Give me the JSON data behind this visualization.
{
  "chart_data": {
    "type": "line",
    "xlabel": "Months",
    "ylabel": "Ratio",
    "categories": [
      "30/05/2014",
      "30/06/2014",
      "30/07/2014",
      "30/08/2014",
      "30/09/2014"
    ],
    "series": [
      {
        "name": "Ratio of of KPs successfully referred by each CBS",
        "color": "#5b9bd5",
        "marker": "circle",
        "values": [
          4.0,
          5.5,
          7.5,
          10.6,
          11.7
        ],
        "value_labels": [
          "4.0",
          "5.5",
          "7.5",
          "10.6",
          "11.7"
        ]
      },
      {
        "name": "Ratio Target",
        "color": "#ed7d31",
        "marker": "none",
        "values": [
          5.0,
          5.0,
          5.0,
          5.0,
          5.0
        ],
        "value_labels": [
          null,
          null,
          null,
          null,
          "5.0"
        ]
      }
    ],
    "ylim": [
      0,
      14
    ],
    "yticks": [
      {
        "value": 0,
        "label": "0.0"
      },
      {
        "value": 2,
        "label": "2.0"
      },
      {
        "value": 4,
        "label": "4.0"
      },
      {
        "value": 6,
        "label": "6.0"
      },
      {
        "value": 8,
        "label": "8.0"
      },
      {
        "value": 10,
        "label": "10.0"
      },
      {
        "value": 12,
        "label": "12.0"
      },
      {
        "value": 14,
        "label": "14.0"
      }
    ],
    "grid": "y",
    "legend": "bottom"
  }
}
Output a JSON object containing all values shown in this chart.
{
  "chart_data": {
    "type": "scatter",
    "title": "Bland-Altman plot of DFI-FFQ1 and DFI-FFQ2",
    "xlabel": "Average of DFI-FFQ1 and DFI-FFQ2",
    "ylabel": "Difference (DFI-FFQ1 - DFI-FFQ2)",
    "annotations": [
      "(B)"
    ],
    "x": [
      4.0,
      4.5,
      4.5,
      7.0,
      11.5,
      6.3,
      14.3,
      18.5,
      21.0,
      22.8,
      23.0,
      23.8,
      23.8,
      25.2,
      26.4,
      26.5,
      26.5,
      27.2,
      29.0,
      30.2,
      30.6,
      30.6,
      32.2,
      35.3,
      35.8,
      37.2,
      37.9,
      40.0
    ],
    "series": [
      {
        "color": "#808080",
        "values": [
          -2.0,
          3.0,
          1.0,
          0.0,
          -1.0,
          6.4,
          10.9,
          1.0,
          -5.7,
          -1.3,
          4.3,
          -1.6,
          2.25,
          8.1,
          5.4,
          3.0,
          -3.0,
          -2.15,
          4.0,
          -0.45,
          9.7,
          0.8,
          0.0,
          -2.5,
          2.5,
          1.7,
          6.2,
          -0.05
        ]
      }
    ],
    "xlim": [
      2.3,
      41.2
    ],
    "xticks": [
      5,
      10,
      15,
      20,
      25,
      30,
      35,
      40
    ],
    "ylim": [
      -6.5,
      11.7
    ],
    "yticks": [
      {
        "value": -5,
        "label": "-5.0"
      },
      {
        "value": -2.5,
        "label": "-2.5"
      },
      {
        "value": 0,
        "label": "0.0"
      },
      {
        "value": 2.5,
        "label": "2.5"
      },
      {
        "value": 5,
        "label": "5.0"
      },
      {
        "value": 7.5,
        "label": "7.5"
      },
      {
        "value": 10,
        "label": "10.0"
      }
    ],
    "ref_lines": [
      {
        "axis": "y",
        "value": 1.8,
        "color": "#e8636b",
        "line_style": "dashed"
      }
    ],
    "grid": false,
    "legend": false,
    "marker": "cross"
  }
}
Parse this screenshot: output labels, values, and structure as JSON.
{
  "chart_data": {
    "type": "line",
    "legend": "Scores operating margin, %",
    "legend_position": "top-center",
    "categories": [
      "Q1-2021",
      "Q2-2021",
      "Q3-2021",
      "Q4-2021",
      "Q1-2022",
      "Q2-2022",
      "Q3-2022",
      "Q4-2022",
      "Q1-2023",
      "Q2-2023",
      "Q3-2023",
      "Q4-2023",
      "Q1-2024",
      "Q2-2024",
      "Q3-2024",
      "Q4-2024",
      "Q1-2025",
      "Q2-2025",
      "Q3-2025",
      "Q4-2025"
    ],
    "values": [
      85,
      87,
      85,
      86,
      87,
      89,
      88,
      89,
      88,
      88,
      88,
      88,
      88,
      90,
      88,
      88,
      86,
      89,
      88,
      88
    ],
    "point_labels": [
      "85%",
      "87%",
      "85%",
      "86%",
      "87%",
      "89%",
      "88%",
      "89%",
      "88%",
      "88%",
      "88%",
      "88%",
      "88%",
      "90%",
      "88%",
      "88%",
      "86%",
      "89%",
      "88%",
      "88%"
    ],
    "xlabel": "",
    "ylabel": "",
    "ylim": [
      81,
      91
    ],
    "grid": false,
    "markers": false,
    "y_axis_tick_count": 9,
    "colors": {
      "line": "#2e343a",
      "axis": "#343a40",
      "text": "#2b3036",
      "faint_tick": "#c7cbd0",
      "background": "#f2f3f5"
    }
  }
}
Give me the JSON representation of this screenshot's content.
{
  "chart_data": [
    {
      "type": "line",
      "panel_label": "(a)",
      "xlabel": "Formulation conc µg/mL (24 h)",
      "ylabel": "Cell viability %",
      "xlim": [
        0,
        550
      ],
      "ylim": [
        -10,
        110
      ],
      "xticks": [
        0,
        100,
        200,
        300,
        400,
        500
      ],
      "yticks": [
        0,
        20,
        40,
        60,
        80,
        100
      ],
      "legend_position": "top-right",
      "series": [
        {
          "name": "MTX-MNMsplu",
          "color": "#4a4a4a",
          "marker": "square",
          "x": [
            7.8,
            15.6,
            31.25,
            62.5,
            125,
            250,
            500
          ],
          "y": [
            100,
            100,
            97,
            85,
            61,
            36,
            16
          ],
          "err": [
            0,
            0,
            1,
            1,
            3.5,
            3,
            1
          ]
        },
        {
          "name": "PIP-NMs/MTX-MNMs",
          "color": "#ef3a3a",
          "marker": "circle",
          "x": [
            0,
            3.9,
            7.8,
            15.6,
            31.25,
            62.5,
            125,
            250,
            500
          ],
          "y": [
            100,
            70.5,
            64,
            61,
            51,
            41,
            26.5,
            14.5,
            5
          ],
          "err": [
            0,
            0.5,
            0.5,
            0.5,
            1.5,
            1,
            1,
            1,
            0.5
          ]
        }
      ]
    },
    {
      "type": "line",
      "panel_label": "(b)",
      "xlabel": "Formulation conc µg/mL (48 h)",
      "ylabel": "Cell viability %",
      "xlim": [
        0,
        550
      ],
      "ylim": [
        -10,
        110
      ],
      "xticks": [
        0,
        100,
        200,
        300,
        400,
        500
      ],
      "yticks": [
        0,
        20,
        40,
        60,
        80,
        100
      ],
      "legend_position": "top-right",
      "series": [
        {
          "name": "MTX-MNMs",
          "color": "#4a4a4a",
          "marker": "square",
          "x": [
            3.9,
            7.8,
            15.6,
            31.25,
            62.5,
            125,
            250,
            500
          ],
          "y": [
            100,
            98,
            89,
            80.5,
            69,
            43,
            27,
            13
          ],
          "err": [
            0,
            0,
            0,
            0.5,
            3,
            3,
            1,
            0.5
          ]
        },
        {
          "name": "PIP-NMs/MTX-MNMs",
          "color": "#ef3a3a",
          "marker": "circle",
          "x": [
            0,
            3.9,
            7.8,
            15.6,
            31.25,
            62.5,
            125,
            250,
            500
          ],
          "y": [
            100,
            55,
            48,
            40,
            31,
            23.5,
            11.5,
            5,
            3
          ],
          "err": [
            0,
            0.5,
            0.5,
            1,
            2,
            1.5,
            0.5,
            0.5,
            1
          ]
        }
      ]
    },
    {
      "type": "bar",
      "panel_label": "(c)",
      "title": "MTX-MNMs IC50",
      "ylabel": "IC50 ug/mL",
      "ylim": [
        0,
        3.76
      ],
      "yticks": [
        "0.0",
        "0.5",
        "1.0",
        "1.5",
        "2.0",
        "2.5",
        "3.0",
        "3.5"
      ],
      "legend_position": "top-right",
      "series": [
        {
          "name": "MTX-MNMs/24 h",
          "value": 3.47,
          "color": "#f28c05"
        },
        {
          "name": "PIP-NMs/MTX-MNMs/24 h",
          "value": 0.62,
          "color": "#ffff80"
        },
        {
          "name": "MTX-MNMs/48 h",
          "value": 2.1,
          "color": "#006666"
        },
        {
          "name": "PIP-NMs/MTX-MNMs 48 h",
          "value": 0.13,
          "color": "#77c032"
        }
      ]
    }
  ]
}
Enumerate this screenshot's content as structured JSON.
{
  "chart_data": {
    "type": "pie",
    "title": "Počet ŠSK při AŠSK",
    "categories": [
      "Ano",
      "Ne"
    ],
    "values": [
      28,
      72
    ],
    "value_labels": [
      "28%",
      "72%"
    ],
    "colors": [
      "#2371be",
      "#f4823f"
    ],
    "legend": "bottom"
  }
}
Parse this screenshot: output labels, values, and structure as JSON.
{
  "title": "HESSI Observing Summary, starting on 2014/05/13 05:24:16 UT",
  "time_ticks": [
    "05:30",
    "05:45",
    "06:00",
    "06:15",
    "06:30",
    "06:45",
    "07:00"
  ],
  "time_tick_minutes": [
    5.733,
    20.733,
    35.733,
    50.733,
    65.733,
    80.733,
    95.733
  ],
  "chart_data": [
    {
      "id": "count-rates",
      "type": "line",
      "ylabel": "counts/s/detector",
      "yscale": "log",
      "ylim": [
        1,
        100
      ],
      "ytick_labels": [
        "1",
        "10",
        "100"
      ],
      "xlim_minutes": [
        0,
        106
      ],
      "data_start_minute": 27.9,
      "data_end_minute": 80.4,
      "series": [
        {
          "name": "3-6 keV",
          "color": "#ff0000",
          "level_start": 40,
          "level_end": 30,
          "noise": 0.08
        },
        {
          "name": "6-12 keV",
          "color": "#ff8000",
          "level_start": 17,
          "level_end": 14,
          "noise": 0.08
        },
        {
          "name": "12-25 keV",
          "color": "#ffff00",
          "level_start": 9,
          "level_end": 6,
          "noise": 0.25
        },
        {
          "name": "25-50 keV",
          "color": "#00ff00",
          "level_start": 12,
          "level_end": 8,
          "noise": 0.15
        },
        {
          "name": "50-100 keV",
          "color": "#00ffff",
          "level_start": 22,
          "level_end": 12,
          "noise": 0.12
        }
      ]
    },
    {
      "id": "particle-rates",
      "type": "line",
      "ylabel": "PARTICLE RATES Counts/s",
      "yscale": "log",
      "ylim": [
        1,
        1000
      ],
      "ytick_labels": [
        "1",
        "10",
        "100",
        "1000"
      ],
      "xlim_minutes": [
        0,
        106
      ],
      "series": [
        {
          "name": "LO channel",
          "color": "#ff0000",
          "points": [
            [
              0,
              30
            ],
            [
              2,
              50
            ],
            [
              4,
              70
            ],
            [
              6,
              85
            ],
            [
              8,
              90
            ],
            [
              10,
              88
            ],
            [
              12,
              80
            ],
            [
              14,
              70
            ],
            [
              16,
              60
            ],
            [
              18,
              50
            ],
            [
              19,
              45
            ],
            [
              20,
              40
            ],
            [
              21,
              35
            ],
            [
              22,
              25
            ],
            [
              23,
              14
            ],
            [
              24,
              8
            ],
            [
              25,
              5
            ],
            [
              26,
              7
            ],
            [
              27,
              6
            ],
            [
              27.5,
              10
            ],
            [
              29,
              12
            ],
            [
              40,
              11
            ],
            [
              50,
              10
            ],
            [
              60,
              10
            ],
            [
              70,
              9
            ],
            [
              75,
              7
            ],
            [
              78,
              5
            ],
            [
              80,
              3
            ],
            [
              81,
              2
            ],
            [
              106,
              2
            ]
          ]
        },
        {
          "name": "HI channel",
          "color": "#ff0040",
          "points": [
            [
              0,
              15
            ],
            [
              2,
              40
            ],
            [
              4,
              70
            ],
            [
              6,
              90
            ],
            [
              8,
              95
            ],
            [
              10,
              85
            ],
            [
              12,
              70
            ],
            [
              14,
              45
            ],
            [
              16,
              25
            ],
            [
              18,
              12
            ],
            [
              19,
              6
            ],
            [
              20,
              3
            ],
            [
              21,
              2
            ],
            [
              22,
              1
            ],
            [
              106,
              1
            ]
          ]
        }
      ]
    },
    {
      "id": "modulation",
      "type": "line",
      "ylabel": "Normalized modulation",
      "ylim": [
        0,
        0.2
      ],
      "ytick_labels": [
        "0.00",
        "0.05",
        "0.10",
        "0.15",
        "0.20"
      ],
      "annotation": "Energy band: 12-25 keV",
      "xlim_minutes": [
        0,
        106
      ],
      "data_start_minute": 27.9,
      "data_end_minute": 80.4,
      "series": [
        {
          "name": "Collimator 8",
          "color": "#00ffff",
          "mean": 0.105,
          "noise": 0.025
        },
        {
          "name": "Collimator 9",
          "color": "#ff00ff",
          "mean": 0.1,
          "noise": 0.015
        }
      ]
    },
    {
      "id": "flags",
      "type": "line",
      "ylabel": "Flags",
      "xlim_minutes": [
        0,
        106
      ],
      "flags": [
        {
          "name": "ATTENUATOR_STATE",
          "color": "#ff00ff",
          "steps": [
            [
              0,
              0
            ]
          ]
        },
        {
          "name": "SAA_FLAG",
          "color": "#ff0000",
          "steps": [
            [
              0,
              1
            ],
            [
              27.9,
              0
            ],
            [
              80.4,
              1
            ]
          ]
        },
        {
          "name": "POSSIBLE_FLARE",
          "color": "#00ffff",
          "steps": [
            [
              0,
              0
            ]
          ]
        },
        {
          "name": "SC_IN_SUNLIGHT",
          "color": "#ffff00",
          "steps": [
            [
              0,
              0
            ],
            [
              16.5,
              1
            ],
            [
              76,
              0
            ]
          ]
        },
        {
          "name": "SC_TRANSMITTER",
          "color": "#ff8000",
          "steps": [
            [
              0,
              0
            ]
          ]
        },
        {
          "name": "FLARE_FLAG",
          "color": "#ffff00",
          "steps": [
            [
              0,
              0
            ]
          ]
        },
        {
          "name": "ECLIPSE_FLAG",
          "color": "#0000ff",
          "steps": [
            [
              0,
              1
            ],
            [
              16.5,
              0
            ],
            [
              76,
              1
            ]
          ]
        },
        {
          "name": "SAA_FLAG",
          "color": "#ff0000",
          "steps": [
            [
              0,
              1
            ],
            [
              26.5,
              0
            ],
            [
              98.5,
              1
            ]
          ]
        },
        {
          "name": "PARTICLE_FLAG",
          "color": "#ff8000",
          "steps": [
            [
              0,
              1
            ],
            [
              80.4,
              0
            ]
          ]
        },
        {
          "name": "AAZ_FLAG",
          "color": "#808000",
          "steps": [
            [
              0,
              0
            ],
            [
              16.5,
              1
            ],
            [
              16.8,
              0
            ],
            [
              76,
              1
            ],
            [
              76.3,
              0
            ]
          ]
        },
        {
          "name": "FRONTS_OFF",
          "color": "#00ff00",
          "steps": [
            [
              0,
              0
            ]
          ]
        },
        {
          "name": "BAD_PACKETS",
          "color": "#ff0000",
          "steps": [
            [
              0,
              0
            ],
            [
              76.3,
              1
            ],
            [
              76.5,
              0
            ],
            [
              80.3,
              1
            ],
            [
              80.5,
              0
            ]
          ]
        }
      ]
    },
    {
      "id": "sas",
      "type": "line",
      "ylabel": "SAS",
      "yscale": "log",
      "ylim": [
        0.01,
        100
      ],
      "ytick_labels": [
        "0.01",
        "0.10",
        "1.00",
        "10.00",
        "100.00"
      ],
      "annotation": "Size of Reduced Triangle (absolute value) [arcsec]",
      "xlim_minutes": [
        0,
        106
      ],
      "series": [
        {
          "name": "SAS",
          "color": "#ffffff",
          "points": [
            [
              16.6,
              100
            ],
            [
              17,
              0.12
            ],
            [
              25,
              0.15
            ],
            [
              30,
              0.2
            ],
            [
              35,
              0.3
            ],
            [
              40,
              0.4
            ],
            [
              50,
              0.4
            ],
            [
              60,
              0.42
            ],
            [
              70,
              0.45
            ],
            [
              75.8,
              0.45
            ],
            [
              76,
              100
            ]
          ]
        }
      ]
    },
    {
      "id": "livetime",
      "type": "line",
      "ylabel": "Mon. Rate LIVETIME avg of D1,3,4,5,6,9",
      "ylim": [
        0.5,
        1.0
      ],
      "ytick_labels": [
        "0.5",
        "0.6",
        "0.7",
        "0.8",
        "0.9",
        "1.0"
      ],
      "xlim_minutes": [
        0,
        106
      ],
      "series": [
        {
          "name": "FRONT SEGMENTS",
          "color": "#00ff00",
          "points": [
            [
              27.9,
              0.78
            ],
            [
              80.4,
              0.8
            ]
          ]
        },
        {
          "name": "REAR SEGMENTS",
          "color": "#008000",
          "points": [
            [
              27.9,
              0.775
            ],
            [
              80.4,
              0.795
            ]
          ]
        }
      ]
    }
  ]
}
━━━
■ **Set exercise**: Copy every line above that includes the string "conc".

■ **Result of this exercise**:
      "xlabel": "Formulation conc µg/mL (24 h)",
      "xlabel": "Formulation conc µg/mL (48 h)",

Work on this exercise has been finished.